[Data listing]
━━━━━━━━━━━━━━━━━━━━━━━━━━━━━━
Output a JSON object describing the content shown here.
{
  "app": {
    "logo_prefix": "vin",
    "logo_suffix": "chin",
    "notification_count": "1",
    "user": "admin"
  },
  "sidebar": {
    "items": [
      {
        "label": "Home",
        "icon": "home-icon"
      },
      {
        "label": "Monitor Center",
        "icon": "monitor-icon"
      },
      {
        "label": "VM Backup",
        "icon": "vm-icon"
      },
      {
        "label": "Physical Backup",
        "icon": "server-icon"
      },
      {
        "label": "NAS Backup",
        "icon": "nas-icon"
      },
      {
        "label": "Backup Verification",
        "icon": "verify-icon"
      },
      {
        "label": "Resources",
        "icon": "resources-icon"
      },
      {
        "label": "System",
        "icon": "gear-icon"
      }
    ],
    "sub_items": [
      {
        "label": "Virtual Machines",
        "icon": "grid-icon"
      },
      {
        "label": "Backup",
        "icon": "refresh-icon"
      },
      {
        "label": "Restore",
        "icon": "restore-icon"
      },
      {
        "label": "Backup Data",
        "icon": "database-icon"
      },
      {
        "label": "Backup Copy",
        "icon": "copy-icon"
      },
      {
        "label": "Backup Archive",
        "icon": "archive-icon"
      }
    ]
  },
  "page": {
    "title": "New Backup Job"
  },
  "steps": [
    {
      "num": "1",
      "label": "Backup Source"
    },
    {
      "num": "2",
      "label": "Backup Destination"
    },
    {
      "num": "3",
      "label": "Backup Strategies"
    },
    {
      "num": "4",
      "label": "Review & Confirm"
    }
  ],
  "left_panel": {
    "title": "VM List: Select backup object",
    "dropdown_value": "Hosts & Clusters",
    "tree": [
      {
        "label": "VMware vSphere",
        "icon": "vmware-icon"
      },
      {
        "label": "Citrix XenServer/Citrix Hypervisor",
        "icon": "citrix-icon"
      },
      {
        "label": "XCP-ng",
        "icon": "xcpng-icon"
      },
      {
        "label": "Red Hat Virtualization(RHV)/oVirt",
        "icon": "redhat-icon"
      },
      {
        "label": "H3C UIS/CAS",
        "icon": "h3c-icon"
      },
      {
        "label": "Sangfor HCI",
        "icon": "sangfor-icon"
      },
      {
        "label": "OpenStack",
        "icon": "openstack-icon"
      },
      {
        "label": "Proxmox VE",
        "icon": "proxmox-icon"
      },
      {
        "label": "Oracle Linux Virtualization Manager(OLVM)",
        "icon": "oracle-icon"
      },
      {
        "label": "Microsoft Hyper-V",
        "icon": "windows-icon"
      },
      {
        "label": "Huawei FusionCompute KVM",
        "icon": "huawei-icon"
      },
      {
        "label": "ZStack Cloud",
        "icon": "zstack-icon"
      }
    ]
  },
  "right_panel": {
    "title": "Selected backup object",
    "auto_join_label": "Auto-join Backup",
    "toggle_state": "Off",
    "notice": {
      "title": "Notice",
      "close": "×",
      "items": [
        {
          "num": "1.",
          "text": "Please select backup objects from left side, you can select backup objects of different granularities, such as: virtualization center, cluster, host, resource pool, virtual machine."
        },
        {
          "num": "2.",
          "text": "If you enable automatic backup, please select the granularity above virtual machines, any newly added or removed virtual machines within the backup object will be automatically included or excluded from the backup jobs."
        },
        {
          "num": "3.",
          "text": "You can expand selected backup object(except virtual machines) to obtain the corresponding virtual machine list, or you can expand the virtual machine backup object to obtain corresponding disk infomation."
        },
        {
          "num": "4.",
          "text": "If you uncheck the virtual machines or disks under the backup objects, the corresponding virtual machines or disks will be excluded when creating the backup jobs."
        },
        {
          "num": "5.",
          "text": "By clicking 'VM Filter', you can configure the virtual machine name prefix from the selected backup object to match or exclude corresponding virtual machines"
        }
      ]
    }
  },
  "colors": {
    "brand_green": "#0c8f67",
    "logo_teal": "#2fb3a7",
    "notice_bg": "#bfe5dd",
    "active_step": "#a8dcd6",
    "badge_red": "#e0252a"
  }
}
━━━━━━━━━━━━━━━━━━━━━━━━━━━━━━
§ WRITTEN PROBLEM:
Copy out each line exactly as written.

§ EXERCISE RESPONSE:
Output a JSON object describing the content shown here.
{
  "app": {
    "logo_prefix": "vin",
    "logo_suffix": "chin",
    "notification_count": "1",
    "user": "admin"
  },
  "sidebar": {
    "items": [
      {
        "label": "Home",
        "icon": "home-icon"
      },
      {
        "label": "Monitor Center",
        "icon": "monitor-icon"
      },
      {
        "label": "VM Backup",
        "icon": "vm-icon"
      },
      {
        "label": "Physical Backup",
        "icon": "server-icon"
      },
      {
        "label": "NAS Backup",
        "icon": "nas-icon"
      },
      {
        "label": "Backup Verification",
        "icon": "verify-icon"
      },
      {
        "label": "Resources",
        "icon": "resources-icon"
      },
      {
        "label": "System",
        "icon": "gear-icon"
      }
    ],
    "sub_items": [
      {
        "label": "Virtual Machines",
        "icon": "grid-icon"
      },
      {
        "label": "Backup",
        "icon": "refresh-icon"
      },
      {
        "label": "Restore",
        "icon": "restore-icon"
      },
      {
        "label": "Backup Data",
        "icon": "database-icon"
      },
      {
        "label": "Backup Copy",
        "icon": "copy-icon"
      },
      {
        "label": "Backup Archive",
        "icon": "archive-icon"
      }
    ]
  },
  "page": {
    "title": "New Backup Job"
  },
  "steps": [
    {
      "num": "1",
      "label": "Backup Source"
    },
    {
      "num": "2",
      "label": "Backup Destination"
    },
    {
      "num": "3",
      "label": "Backup Strategies"
    },
    {
      "num": "4",
      "label": "Review & Confirm"
    }
  ],
  "left_panel": {
    "title": "VM List: Select backup object",
    "dropdown_value": "Hosts & Clusters",
    "tree": [
      {
        "label": "VMware vSphere",
        "icon": "vmware-icon"
      },
      {
        "label": "Citrix XenServer/Citrix Hypervisor",
        "icon": "citrix-icon"
      },
      {
        "label": "XCP-ng",
        "icon": "xcpng-icon"
      },
      {
        "label": "Red Hat Virtualization(RHV)/oVirt",
        "icon": "redhat-icon"
      },
      {
        "label": "H3C UIS/CAS",
        "icon": "h3c-icon"
      },
      {
        "label": "Sangfor HCI",
        "icon": "sangfor-icon"
      },
      {
        "label": "OpenStack",
        "icon": "openstack-icon"
      },
      {
        "label": "Proxmox VE",
        "icon": "proxmox-icon"
      },
      {
        "label": "Oracle Linux Virtualization Manager(OLVM)",
        "icon": "oracle-icon"
      },
      {
        "label": "Microsoft Hyper-V",
        "icon": "windows-icon"
      },
      {
        "label": "Huawei FusionCompute KVM",
        "icon": "huawei-icon"
      },
      {
        "label": "ZStack Cloud",
        "icon": "zstack-icon"
      }
    ]
  },
  "right_panel": {
    "title": "Selected backup object",
    "auto_join_label": "Auto-join Backup",
    "toggle_state": "Off",
    "notice": {
      "title": "Notice",
      "close": "×",
      "items": [
        {
          "num": "1.",
          "text": "Please select backup objects from left side, you can select backup objects of different granularities, such as: virtualization center, cluster, host, resource pool, virtual machine."
        },
        {
          "num": "2.",
          "text": "If you enable automatic backup, please select the granularity above virtual machines, any newly added or removed virtual machines within the backup object will be automatically included or excluded from the backup jobs."
        },
        {
          "num": "3.",
          "text": "You can expand selected backup object(except virtual machines) to obtain the corresponding virtual machine list, or you can expand the virtual machine backup object to obtain corresponding disk infomation."
        },
        {
          "num": "4.",
          "text": "If you uncheck the virtual machines or disks under the backup objects, the corresponding virtual machines or disks will be excluded when creating the backup jobs."
        },
        {
          "num": "5.",
          "text": "By clicking 'VM Filter', you can configure the virtual machine name prefix from the selected backup object to match or exclude corresponding virtual machines"
        }
      ]
    }
  },
  "colors": {
    "brand_green": "#0c8f67",
    "logo_teal": "#2fb3a7",
    "notice_bg": "#bfe5dd",
    "active_step": "#a8dcd6",
    "badge_red": "#e0252a"
  }
}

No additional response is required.